:: Problem to solve ::
Return each line of the entries that holds the string "Hubs".

─── Data

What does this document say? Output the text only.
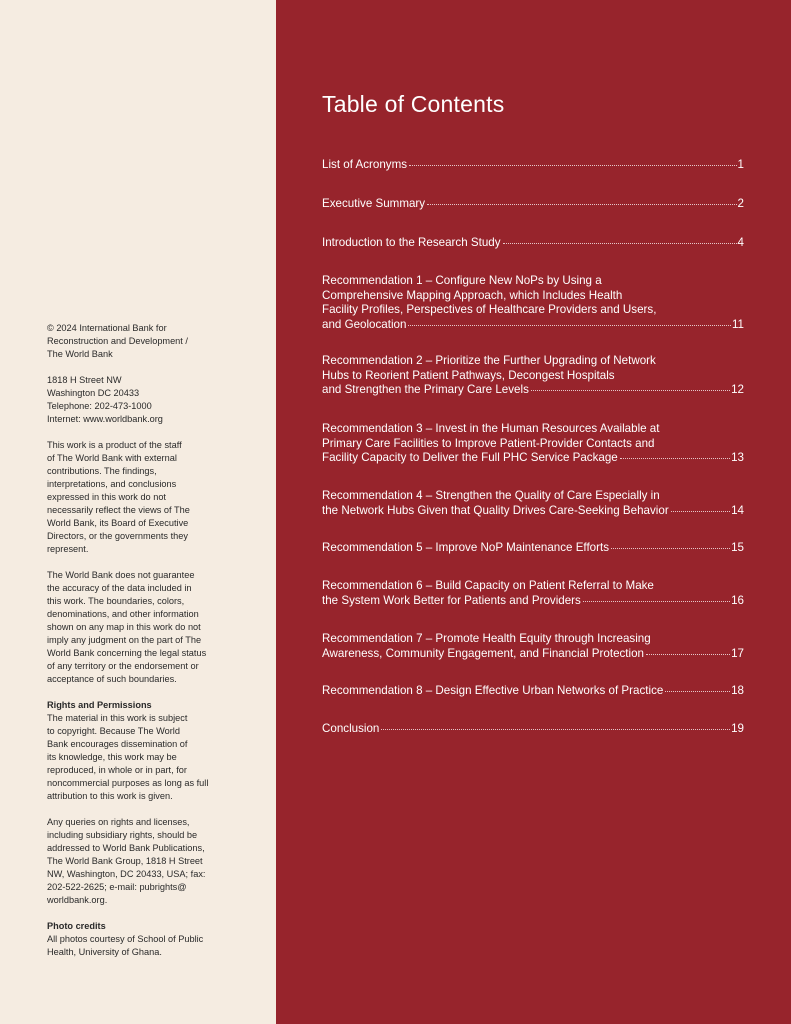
© 2024 International Bank for
Reconstruction and Development /
The World Bank

1818 H Street NW
Washington DC 20433
Telephone: 202-473-1000
Internet: www.worldbank.org

This work is a product of the staff
of The World Bank with external
contributions. The findings,
interpretations, and conclusions
expressed in this work do not
necessarily reflect the views of The
World Bank, its Board of Executive
Directors, or the governments they
represent.

The World Bank does not guarantee
the accuracy of the data included in
this work. The boundaries, colors,
denominations, and other information
shown on any map in this work do not
imply any judgment on the part of The
World Bank concerning the legal status
of any territory or the endorsement or
acceptance of such boundaries.

Rights and Permissions

The material in this work is subject
to copyright. Because The World
Bank encourages dissemination of
its knowledge, this work may be
reproduced, in whole or in part, for
noncommercial purposes as long as full
attribution to this work is given.

Any queries on rights and licenses,
including subsidiary rights, should be
addressed to World Bank Publications,
The World Bank Group, 1818 H Street
NW, Washington, DC 20433, USA; fax:
202-522-2625; e-mail: pubrights@
worldbank.org.

Photo credits

All photos courtesy of School of Public
Health, University of Ghana.

Table of Contents
List of Acronyms	1
Executive Summary	2
Introduction to the Research Study	4
Recommendation 1 – Configure New NoPs by Using a
Comprehensive Mapping Approach, which Includes Health
Facility Profiles, Perspectives of Healthcare Providers and Users,
and Geolocation	11
Recommendation 2 – Prioritize the Further Upgrading of Network
Hubs to Reorient Patient Pathways, Decongest Hospitals
and Strengthen the Primary Care Levels	12
Recommendation 3 – Invest in the Human Resources Available at
Primary Care Facilities to Improve Patient-Provider Contacts and
Facility Capacity to Deliver the Full PHC Service Package	13
Recommendation 4 – Strengthen the Quality of Care Especially in
the Network Hubs Given that Quality Drives Care-Seeking Behavior	14
Recommendation 5 – Improve NoP Maintenance Efforts	15
Recommendation 6 – Build Capacity on Patient Referral to Make
the System Work Better for Patients and Providers	16
Recommendation 7 – Promote Health Equity through Increasing
Awareness, Community Engagement, and Financial Protection	17
Recommendation 8 – Design Effective Urban Networks of Practice	18
Conclusion	19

──────

:: Expected output ::
Hubs to Reorient Patient Pathways, Decongest Hospitals
the Network Hubs Given that Quality Drives Care-Seeking Behavior	14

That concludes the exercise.